What is needed
Pick out the lines in the listing below that contain the word "Medication" and copy them.

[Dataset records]
** begin **
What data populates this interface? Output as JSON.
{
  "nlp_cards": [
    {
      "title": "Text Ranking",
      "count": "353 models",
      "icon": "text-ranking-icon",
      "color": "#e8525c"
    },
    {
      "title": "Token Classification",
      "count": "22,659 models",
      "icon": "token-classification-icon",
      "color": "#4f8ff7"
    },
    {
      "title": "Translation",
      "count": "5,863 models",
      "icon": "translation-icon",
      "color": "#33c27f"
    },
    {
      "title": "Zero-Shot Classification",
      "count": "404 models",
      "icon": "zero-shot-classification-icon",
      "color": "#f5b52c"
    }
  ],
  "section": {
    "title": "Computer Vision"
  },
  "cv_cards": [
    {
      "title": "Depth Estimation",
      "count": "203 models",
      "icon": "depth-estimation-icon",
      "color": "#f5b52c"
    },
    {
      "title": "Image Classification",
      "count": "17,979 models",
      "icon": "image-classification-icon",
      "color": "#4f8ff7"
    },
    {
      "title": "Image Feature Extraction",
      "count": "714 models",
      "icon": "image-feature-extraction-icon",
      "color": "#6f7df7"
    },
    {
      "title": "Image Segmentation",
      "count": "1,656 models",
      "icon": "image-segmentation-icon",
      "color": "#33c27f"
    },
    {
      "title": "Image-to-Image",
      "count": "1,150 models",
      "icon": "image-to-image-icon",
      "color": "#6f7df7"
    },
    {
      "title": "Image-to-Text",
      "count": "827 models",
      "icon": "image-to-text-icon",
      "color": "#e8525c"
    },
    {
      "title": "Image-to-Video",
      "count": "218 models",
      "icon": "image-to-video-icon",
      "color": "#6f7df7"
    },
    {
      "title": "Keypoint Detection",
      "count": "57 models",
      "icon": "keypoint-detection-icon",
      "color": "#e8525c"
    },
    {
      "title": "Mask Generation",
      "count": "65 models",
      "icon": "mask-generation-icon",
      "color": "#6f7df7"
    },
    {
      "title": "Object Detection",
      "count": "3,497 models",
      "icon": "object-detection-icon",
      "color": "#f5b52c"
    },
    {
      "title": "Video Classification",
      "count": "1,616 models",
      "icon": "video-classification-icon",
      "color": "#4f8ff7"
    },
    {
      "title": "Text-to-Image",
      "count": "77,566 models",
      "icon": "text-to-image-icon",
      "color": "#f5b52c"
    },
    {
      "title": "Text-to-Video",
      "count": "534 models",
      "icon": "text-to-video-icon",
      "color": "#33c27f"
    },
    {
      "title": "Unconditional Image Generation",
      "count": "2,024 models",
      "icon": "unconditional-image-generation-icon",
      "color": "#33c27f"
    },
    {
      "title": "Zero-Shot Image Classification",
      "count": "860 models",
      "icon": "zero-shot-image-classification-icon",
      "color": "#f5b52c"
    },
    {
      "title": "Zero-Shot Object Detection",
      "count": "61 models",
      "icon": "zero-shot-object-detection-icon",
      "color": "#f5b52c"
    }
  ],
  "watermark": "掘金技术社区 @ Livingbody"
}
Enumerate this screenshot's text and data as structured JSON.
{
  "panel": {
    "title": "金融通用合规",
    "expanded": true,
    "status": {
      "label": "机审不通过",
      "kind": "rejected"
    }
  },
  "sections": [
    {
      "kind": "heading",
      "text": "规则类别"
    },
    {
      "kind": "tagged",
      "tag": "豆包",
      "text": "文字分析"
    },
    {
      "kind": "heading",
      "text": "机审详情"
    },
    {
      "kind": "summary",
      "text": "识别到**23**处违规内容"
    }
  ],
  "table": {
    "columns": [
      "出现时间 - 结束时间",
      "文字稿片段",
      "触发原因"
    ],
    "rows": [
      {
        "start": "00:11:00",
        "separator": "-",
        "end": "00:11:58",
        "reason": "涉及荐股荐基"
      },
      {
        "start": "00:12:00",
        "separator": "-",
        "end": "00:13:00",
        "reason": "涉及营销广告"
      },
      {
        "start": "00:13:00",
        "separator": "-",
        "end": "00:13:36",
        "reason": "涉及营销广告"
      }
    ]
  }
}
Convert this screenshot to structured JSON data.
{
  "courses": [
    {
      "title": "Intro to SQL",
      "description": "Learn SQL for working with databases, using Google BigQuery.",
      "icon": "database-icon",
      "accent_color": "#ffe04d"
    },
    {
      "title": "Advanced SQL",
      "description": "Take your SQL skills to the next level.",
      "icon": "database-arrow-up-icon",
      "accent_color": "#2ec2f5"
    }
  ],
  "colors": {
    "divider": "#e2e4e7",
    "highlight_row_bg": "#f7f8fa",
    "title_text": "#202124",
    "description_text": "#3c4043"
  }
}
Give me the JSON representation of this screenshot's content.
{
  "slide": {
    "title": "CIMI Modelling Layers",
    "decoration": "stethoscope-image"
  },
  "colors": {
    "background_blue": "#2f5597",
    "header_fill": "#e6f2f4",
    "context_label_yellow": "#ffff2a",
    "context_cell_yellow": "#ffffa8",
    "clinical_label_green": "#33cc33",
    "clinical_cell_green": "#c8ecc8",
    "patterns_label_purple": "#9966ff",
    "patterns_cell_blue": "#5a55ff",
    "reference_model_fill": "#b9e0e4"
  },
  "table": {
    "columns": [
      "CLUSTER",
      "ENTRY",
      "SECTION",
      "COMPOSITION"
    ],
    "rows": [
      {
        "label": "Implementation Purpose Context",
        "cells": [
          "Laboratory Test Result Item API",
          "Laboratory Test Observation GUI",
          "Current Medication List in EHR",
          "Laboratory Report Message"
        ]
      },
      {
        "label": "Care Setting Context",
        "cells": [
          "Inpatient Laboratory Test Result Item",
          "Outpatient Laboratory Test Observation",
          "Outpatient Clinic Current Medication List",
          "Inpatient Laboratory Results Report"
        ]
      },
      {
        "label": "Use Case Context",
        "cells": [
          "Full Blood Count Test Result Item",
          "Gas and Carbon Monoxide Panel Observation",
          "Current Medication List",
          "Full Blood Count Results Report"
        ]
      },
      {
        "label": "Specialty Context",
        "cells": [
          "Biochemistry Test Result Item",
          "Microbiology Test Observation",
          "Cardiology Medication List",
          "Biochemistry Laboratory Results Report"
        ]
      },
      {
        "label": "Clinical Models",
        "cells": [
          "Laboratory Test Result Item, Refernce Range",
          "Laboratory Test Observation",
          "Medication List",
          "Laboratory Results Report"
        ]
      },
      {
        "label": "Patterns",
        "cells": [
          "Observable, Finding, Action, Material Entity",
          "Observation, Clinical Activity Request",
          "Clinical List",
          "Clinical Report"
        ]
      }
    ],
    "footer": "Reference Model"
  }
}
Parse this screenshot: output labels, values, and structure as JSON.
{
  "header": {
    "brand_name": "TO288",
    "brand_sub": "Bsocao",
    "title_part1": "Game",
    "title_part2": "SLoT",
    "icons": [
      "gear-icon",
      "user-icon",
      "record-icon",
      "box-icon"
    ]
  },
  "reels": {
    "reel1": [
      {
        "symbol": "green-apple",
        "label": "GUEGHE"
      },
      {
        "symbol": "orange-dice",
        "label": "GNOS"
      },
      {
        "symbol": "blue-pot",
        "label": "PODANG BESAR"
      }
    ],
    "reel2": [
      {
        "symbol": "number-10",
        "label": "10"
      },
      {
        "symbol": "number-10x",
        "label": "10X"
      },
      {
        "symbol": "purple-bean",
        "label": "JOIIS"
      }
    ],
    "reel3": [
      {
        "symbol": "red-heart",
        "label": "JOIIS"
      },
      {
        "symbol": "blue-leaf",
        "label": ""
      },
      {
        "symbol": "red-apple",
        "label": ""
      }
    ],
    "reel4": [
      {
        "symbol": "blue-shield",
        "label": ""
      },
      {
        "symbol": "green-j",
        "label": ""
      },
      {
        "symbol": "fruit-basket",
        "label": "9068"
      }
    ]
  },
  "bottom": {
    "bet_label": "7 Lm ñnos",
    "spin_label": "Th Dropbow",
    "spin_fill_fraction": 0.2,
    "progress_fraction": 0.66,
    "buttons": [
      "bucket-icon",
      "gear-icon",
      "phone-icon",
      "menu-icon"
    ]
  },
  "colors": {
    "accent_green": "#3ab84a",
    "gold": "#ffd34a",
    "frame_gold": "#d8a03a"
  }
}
** end **
Exercise solution
          "Current Medication List in EHR",
          "Outpatient Clinic Current Medication List",
          "Current Medication List",
          "Cardiology Medication List",
          "Medication List",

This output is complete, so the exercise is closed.